== WHAT THE TASK ASKS ==
Below are some entries. Work out how many of their lines hold the word "Report", and write that number alone.

(Data items)
** Begin **

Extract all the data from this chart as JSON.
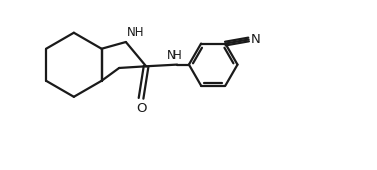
{
  "background_color": "#ffffff",
  "line_color": "#1a1a1a",
  "line_width": 1.6,
  "font_size_label": 8.5,
  "figsize": [
    3.77,
    1.7
  ],
  "dpi": 100,
  "xlim": [
    0,
    11
  ],
  "ylim": [
    0,
    5
  ]
}
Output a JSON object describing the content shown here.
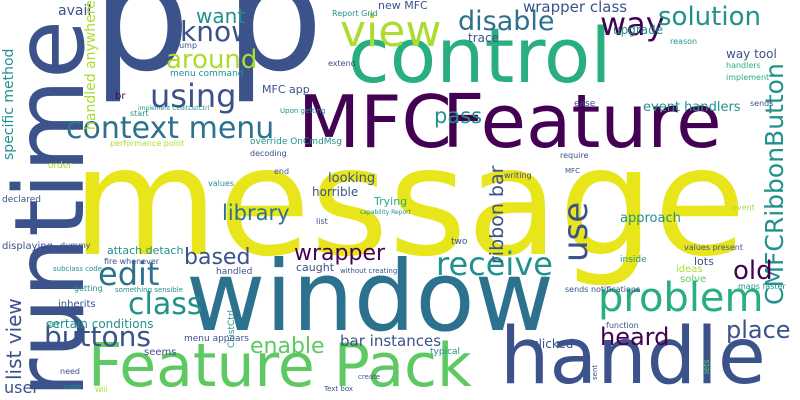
{
  "colors": {
    "yellow": "#e8e51a",
    "purple": "#440154",
    "indigo": "#3b528b",
    "blue": "#2c728e",
    "teal": "#21918c",
    "green": "#28ae80",
    "lime": "#5ec962",
    "light_lime": "#addc30"
  },
  "words": [
    {
      "text": "message",
      "color": "yellow"
    },
    {
      "text": "p",
      "color": "indigo"
    },
    {
      "text": "p",
      "color": "indigo"
    },
    {
      "text": "control",
      "color": "green"
    },
    {
      "text": "window",
      "color": "blue"
    },
    {
      "text": "runtime",
      "color": "indigo"
    },
    {
      "text": "handle",
      "color": "indigo"
    },
    {
      "text": "Feature Pack",
      "color": "lime"
    },
    {
      "text": "Feature",
      "color": "purple"
    },
    {
      "text": "MFC",
      "color": "purple"
    },
    {
      "text": "view",
      "color": "light_lime"
    },
    {
      "text": "context menu",
      "color": "blue"
    },
    {
      "text": "problem",
      "color": "green"
    },
    {
      "text": "CMFCRibbonButton",
      "color": "teal"
    },
    {
      "text": "know",
      "color": "indigo"
    },
    {
      "text": "disable",
      "color": "blue"
    },
    {
      "text": "way",
      "color": "purple"
    },
    {
      "text": "solution",
      "color": "teal"
    },
    {
      "text": "using",
      "color": "indigo"
    },
    {
      "text": "around",
      "color": "light_lime"
    },
    {
      "text": "want",
      "color": "teal"
    },
    {
      "text": "edit",
      "color": "blue"
    },
    {
      "text": "receive",
      "color": "teal"
    },
    {
      "text": "use",
      "color": "indigo"
    },
    {
      "text": "old",
      "color": "purple"
    },
    {
      "text": "based",
      "color": "indigo"
    },
    {
      "text": "class",
      "color": "teal"
    },
    {
      "text": "buttons",
      "color": "indigo"
    },
    {
      "text": "enable",
      "color": "lime"
    },
    {
      "text": "heard",
      "color": "purple"
    },
    {
      "text": "place",
      "color": "indigo"
    },
    {
      "text": "wrapper",
      "color": "purple"
    },
    {
      "text": "library",
      "color": "blue"
    },
    {
      "text": "list view",
      "color": "indigo"
    },
    {
      "text": "ribbon bar",
      "color": "indigo"
    },
    {
      "text": "pass",
      "color": "teal"
    },
    {
      "text": "avail",
      "color": "indigo"
    },
    {
      "text": "handled anywhere",
      "color": "light_lime"
    },
    {
      "text": "specific method",
      "color": "teal"
    },
    {
      "text": "new MFC",
      "color": "indigo"
    },
    {
      "text": "wrapper class",
      "color": "indigo"
    },
    {
      "text": "trace",
      "color": "indigo"
    },
    {
      "text": "upgrade",
      "color": "teal"
    },
    {
      "text": "way tool",
      "color": "indigo"
    },
    {
      "text": "handlers",
      "color": "green"
    },
    {
      "text": "implement",
      "color": "green"
    },
    {
      "text": "reason",
      "color": "teal"
    },
    {
      "text": "Report Grid",
      "color": "teal"
    },
    {
      "text": "pump",
      "color": "indigo"
    },
    {
      "text": "menu command",
      "color": "teal"
    },
    {
      "text": "MFC app",
      "color": "indigo"
    },
    {
      "text": "extend",
      "color": "indigo"
    },
    {
      "text": "br",
      "color": "purple"
    },
    {
      "text": "implement CEditListCtrl",
      "color": "teal"
    },
    {
      "text": "Upon getting",
      "color": "teal"
    },
    {
      "text": "start",
      "color": "teal"
    },
    {
      "text": "sends",
      "color": "indigo"
    },
    {
      "text": "ease",
      "color": "indigo"
    },
    {
      "text": "event handlers",
      "color": "teal"
    },
    {
      "text": "performance point",
      "color": "light_lime"
    },
    {
      "text": "override OnCmdMsg",
      "color": "teal"
    },
    {
      "text": "order",
      "color": "light_lime"
    },
    {
      "text": "declared",
      "color": "indigo"
    },
    {
      "text": "decoding",
      "color": "indigo"
    },
    {
      "text": "end",
      "color": "indigo"
    },
    {
      "text": "looking",
      "color": "indigo"
    },
    {
      "text": "horrible",
      "color": "indigo"
    },
    {
      "text": "Trying",
      "color": "green"
    },
    {
      "text": "writing",
      "color": "indigo"
    },
    {
      "text": "MFC",
      "color": "indigo"
    },
    {
      "text": "require",
      "color": "indigo"
    },
    {
      "text": "values",
      "color": "teal"
    },
    {
      "text": "capability Report",
      "color": "teal"
    },
    {
      "text": "event",
      "color": "light_lime"
    },
    {
      "text": "approach",
      "color": "teal"
    },
    {
      "text": "displaying",
      "color": "indigo"
    },
    {
      "text": "dummy",
      "color": "indigo"
    },
    {
      "text": "attach detach",
      "color": "teal"
    },
    {
      "text": "list",
      "color": "indigo"
    },
    {
      "text": "two",
      "color": "indigo"
    },
    {
      "text": "values present",
      "color": "indigo"
    },
    {
      "text": "fire whenever",
      "color": "indigo"
    },
    {
      "text": "subclass code",
      "color": "teal"
    },
    {
      "text": "getting",
      "color": "teal"
    },
    {
      "text": "handled",
      "color": "indigo"
    },
    {
      "text": "without creating",
      "color": "indigo"
    },
    {
      "text": "caught",
      "color": "indigo"
    },
    {
      "text": "inside",
      "color": "teal"
    },
    {
      "text": "ideas",
      "color": "light_lime"
    },
    {
      "text": "lots",
      "color": "indigo"
    },
    {
      "text": "solve",
      "color": "lime"
    },
    {
      "text": "maps faster",
      "color": "teal"
    },
    {
      "text": "inherits",
      "color": "indigo"
    },
    {
      "text": "something sensible",
      "color": "teal"
    },
    {
      "text": "sends notifications",
      "color": "indigo"
    },
    {
      "text": "NET",
      "color": "teal"
    },
    {
      "text": "certain conditions",
      "color": "teal"
    },
    {
      "text": "CListCtrl",
      "color": "teal"
    },
    {
      "text": "function",
      "color": "indigo"
    },
    {
      "text": "menu appears",
      "color": "indigo"
    },
    {
      "text": "bar instances",
      "color": "indigo"
    },
    {
      "text": "clicked",
      "color": "indigo"
    },
    {
      "text": "seems",
      "color": "indigo"
    },
    {
      "text": "typical",
      "color": "teal"
    },
    {
      "text": "user",
      "color": "indigo"
    },
    {
      "text": "need",
      "color": "indigo"
    },
    {
      "text": "code",
      "color": "teal"
    },
    {
      "text": "Will",
      "color": "light_lime"
    },
    {
      "text": "create",
      "color": "indigo"
    },
    {
      "text": "Text box",
      "color": "indigo"
    },
    {
      "text": "sent",
      "color": "indigo"
    },
    {
      "text": "lets",
      "color": "lime"
    }
  ]
}
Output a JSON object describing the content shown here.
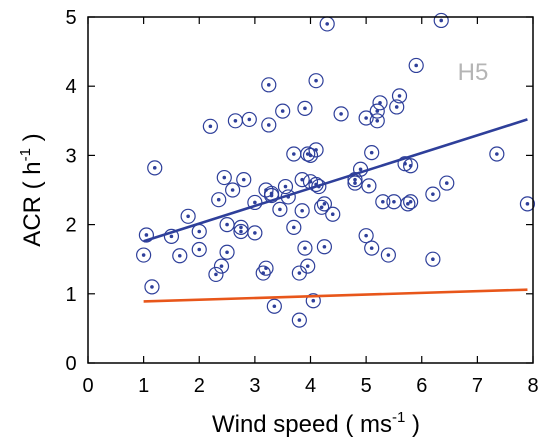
{
  "chart_data": {
    "type": "scatter",
    "panel_label": "H5",
    "xlabel": {
      "prefix": "Wind speed ( ms",
      "sup": "-1",
      "suffix": " )"
    },
    "ylabel": {
      "prefix": "ACR ( h",
      "sup": "-1",
      "suffix": " )"
    },
    "xlim": [
      0,
      8
    ],
    "ylim": [
      0,
      5
    ],
    "xticks": [
      "0",
      "1",
      "2",
      "3",
      "4",
      "5",
      "6",
      "7",
      "8"
    ],
    "yticks": [
      "0",
      "1",
      "2",
      "3",
      "4",
      "5"
    ],
    "grid": false,
    "marker_color": "#2e3f9a",
    "series": [
      {
        "type": "points",
        "points": [
          [
            1.05,
            1.85
          ],
          [
            1.0,
            1.56
          ],
          [
            1.15,
            1.1
          ],
          [
            1.2,
            2.82
          ],
          [
            1.5,
            1.83
          ],
          [
            1.65,
            1.55
          ],
          [
            1.8,
            2.12
          ],
          [
            2.0,
            1.64
          ],
          [
            2.0,
            1.9
          ],
          [
            2.2,
            3.42
          ],
          [
            2.3,
            1.28
          ],
          [
            2.35,
            2.36
          ],
          [
            2.4,
            1.4
          ],
          [
            2.45,
            2.68
          ],
          [
            2.5,
            1.6
          ],
          [
            2.5,
            2.0
          ],
          [
            2.6,
            2.5
          ],
          [
            2.65,
            3.5
          ],
          [
            2.75,
            1.96
          ],
          [
            2.75,
            1.9
          ],
          [
            2.8,
            2.65
          ],
          [
            2.9,
            3.52
          ],
          [
            3.0,
            2.32
          ],
          [
            3.0,
            1.88
          ],
          [
            3.15,
            1.3
          ],
          [
            3.2,
            1.37
          ],
          [
            3.2,
            2.5
          ],
          [
            3.25,
            3.44
          ],
          [
            3.25,
            4.02
          ],
          [
            3.3,
            2.42
          ],
          [
            3.3,
            2.45
          ],
          [
            3.35,
            0.82
          ],
          [
            3.45,
            2.22
          ],
          [
            3.5,
            3.64
          ],
          [
            3.55,
            2.55
          ],
          [
            3.6,
            2.4
          ],
          [
            3.7,
            1.96
          ],
          [
            3.7,
            3.02
          ],
          [
            3.8,
            0.62
          ],
          [
            3.8,
            1.3
          ],
          [
            3.85,
            2.2
          ],
          [
            3.85,
            2.65
          ],
          [
            3.9,
            1.66
          ],
          [
            3.9,
            3.68
          ],
          [
            3.95,
            1.4
          ],
          [
            3.95,
            3.02
          ],
          [
            4.0,
            2.62
          ],
          [
            4.0,
            3.0
          ],
          [
            4.05,
            0.9
          ],
          [
            4.1,
            2.58
          ],
          [
            4.1,
            3.08
          ],
          [
            4.1,
            4.08
          ],
          [
            4.15,
            2.55
          ],
          [
            4.2,
            2.25
          ],
          [
            4.25,
            1.68
          ],
          [
            4.25,
            2.3
          ],
          [
            4.3,
            4.9
          ],
          [
            4.4,
            2.15
          ],
          [
            4.55,
            3.6
          ],
          [
            4.8,
            2.65
          ],
          [
            4.8,
            2.6
          ],
          [
            4.9,
            2.8
          ],
          [
            5.0,
            1.84
          ],
          [
            5.0,
            3.54
          ],
          [
            5.05,
            2.56
          ],
          [
            5.1,
            3.04
          ],
          [
            5.1,
            1.66
          ],
          [
            5.2,
            3.5
          ],
          [
            5.2,
            3.64
          ],
          [
            5.25,
            3.76
          ],
          [
            5.3,
            2.33
          ],
          [
            5.4,
            1.56
          ],
          [
            5.5,
            2.33
          ],
          [
            5.55,
            3.7
          ],
          [
            5.6,
            3.86
          ],
          [
            5.7,
            2.88
          ],
          [
            5.75,
            2.3
          ],
          [
            5.8,
            2.33
          ],
          [
            5.8,
            2.85
          ],
          [
            5.9,
            4.3
          ],
          [
            6.2,
            1.5
          ],
          [
            6.2,
            2.44
          ],
          [
            6.35,
            4.95
          ],
          [
            6.45,
            2.6
          ],
          [
            7.35,
            3.02
          ],
          [
            7.9,
            2.3
          ]
        ]
      },
      {
        "type": "fit-line",
        "color": "#2e3f9a",
        "points": [
          [
            1.0,
            1.76
          ],
          [
            7.9,
            3.52
          ]
        ]
      },
      {
        "type": "reference-line",
        "color": "#e8561a",
        "points": [
          [
            1.0,
            0.89
          ],
          [
            7.9,
            1.06
          ]
        ]
      }
    ]
  }
}
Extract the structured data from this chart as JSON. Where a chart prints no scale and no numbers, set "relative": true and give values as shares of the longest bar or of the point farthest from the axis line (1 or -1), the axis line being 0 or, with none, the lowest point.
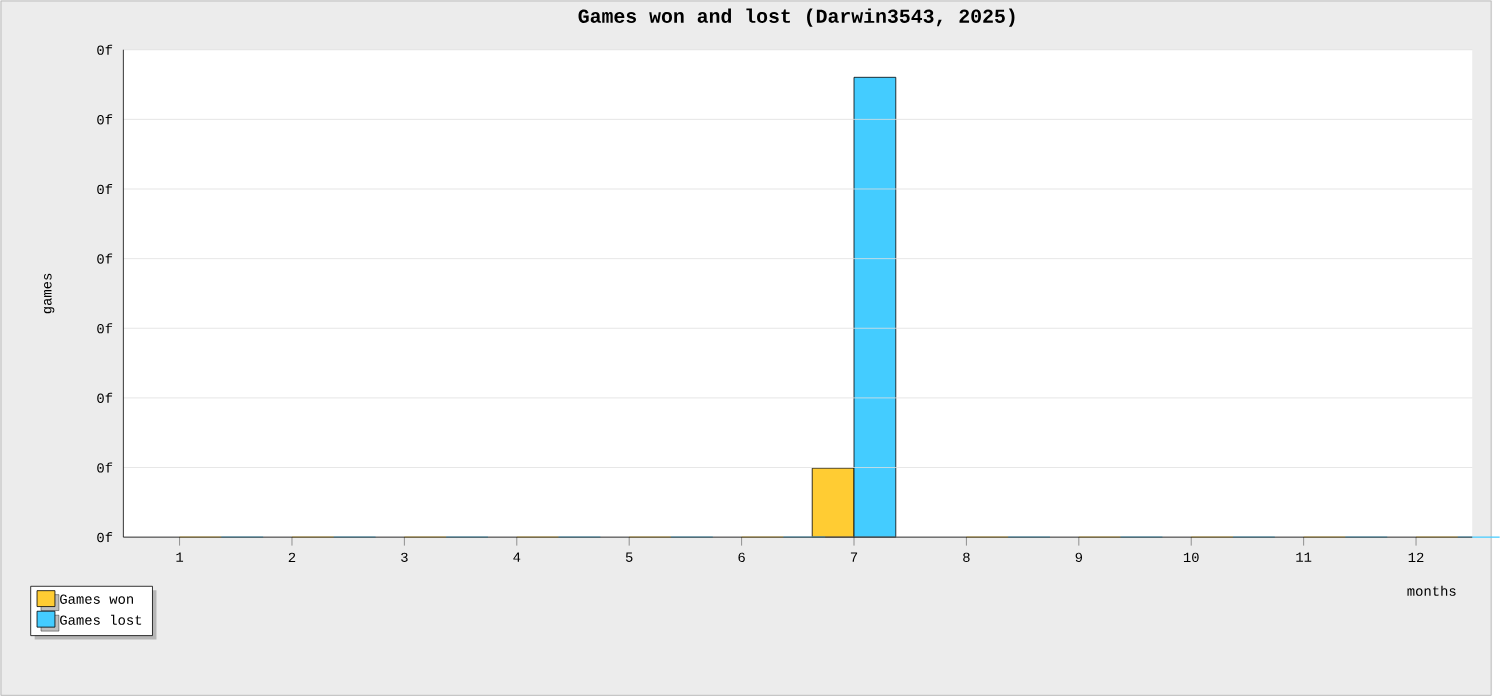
{
  "chart_data": {
    "type": "bar",
    "title": "Games won and lost (Darwin3543, 2025)",
    "xlabel": "months",
    "ylabel": "games",
    "relative": true,
    "categories": [
      "1",
      "2",
      "3",
      "4",
      "5",
      "6",
      "7",
      "8",
      "9",
      "10",
      "11",
      "12"
    ],
    "series": [
      {
        "name": "Games won",
        "color": "#ffcc33",
        "values": [
          0,
          0,
          0,
          0,
          0,
          0,
          0.15,
          0,
          0,
          0,
          0,
          0
        ]
      },
      {
        "name": "Games lost",
        "color": "#44ccff",
        "values": [
          0,
          0,
          0,
          0,
          0,
          0,
          1,
          0,
          0,
          0,
          0,
          0
        ]
      }
    ],
    "annotations": [
      "0f",
      "0f",
      "0f",
      "0f",
      "0f",
      "0f",
      "0f",
      "0f"
    ],
    "grid": "y",
    "legend": "bottom left"
  }
}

** End **

== REPLY TO THE EXERCISE ==
2